-- START Exercise material --

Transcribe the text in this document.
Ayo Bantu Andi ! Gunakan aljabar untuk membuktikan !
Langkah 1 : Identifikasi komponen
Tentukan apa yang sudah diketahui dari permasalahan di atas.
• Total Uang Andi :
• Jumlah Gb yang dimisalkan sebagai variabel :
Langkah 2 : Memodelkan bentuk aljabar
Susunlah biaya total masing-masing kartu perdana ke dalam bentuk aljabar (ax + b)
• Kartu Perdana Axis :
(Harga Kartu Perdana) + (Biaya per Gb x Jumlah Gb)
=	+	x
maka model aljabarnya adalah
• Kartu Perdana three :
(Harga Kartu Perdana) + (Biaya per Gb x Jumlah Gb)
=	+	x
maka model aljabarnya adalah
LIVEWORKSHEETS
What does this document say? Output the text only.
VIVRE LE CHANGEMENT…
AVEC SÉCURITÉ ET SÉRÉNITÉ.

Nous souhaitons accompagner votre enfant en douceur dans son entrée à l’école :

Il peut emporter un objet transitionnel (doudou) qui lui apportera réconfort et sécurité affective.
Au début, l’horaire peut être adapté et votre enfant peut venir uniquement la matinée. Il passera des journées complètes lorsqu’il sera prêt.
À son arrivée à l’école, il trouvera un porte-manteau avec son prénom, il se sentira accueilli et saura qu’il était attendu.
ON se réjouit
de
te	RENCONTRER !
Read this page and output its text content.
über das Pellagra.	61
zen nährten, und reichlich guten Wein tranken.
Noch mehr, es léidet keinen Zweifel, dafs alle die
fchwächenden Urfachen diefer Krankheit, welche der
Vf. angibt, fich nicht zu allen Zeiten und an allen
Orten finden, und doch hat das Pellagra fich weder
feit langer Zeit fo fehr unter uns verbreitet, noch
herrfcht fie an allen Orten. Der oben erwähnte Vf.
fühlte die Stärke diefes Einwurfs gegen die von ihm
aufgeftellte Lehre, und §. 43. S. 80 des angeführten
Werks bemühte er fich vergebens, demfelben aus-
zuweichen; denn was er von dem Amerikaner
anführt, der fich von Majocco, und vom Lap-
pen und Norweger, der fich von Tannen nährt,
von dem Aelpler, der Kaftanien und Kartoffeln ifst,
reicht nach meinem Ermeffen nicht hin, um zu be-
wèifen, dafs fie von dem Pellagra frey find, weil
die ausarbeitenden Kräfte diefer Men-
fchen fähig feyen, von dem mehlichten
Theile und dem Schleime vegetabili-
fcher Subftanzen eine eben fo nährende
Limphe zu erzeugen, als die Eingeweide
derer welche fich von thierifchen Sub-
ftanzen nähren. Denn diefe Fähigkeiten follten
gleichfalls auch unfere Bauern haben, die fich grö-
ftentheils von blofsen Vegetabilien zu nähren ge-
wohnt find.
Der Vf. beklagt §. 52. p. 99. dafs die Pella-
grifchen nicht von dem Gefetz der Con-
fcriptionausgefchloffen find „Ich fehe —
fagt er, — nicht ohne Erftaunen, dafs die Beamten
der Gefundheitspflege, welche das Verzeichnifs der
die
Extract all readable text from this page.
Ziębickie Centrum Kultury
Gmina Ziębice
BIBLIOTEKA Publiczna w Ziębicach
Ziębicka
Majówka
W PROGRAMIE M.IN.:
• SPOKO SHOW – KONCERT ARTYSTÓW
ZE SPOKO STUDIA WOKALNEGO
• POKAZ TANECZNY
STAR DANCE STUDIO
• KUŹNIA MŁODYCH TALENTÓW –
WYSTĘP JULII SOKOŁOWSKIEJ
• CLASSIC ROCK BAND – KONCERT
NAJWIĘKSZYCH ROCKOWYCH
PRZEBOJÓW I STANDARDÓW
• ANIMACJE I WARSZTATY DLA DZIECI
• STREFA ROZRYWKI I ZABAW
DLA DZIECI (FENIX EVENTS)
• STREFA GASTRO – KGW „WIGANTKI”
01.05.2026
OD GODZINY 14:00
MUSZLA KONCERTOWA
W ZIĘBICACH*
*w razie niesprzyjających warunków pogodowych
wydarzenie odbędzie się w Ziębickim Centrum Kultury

-- END Exercise material --

▶ **Written exercise**:
Quote all of the entries exactly as they appear.

▶ **Worked answer**:
Transcribe the text in this document.
Ayo Bantu Andi ! Gunakan aljabar untuk membuktikan !
Langkah 1 : Identifikasi komponen
Tentukan apa yang sudah diketahui dari permasalahan di atas.
• Total Uang Andi :
• Jumlah Gb yang dimisalkan sebagai variabel :
Langkah 2 : Memodelkan bentuk aljabar
Susunlah biaya total masing-masing kartu perdana ke dalam bentuk aljabar (ax + b)
• Kartu Perdana Axis :
(Harga Kartu Perdana) + (Biaya per Gb x Jumlah Gb)
=	+	x
maka model aljabarnya adalah
• Kartu Perdana three :
(Harga Kartu Perdana) + (Biaya per Gb x Jumlah Gb)
=	+	x
maka model aljabarnya adalah
LIVEWORKSHEETS
What does this document say? Output the text only.
VIVRE LE CHANGEMENT…
AVEC SÉCURITÉ ET SÉRÉNITÉ.

Nous souhaitons accompagner votre enfant en douceur dans son entrée à l’école :

Il peut emporter un objet transitionnel (doudou) qui lui apportera réconfort et sécurité affective.
Au début, l’horaire peut être adapté et votre enfant peut venir uniquement la matinée. Il passera des journées complètes lorsqu’il sera prêt.
À son arrivée à l’école, il trouvera un porte-manteau avec son prénom, il se sentira accueilli et saura qu’il était attendu.
ON se réjouit
de
te	RENCONTRER !
Read this page and output its text content.
über das Pellagra.	61
zen nährten, und reichlich guten Wein tranken.
Noch mehr, es léidet keinen Zweifel, dafs alle die
fchwächenden Urfachen diefer Krankheit, welche der
Vf. angibt, fich nicht zu allen Zeiten und an allen
Orten finden, und doch hat das Pellagra fich weder
feit langer Zeit fo fehr unter uns verbreitet, noch
herrfcht fie an allen Orten. Der oben erwähnte Vf.
fühlte die Stärke diefes Einwurfs gegen die von ihm
aufgeftellte Lehre, und §. 43. S. 80 des angeführten
Werks bemühte er fich vergebens, demfelben aus-
zuweichen; denn was er von dem Amerikaner
anführt, der fich von Majocco, und vom Lap-
pen und Norweger, der fich von Tannen nährt,
von dem Aelpler, der Kaftanien und Kartoffeln ifst,
reicht nach meinem Ermeffen nicht hin, um zu be-
wèifen, dafs fie von dem Pellagra frey find, weil
die ausarbeitenden Kräfte diefer Men-
fchen fähig feyen, von dem mehlichten
Theile und dem Schleime vegetabili-
fcher Subftanzen eine eben fo nährende
Limphe zu erzeugen, als die Eingeweide
derer welche fich von thierifchen Sub-
ftanzen nähren. Denn diefe Fähigkeiten follten
gleichfalls auch unfere Bauern haben, die fich grö-
ftentheils von blofsen Vegetabilien zu nähren ge-
wohnt find.
Der Vf. beklagt §. 52. p. 99. dafs die Pella-
grifchen nicht von dem Gefetz der Con-
fcriptionausgefchloffen find „Ich fehe —
fagt er, — nicht ohne Erftaunen, dafs die Beamten
der Gefundheitspflege, welche das Verzeichnifs der
die
Extract all readable text from this page.
Ziębickie Centrum Kultury
Gmina Ziębice
BIBLIOTEKA Publiczna w Ziębicach
Ziębicka
Majówka
W PROGRAMIE M.IN.:
• SPOKO SHOW – KONCERT ARTYSTÓW
ZE SPOKO STUDIA WOKALNEGO
• POKAZ TANECZNY
STAR DANCE STUDIO
• KUŹNIA MŁODYCH TALENTÓW –
WYSTĘP JULII SOKOŁOWSKIEJ
• CLASSIC ROCK BAND – KONCERT
NAJWIĘKSZYCH ROCKOWYCH
PRZEBOJÓW I STANDARDÓW
• ANIMACJE I WARSZTATY DLA DZIECI
• STREFA ROZRYWKI I ZABAW
DLA DZIECI (FENIX EVENTS)
• STREFA GASTRO – KGW „WIGANTKI”
01.05.2026
OD GODZINY 14:00
MUSZLA KONCERTOWA
W ZIĘBICACH*
*w razie niesprzyjających warunków pogodowych
wydarzenie odbędzie się w Ziębickim Centrum Kultury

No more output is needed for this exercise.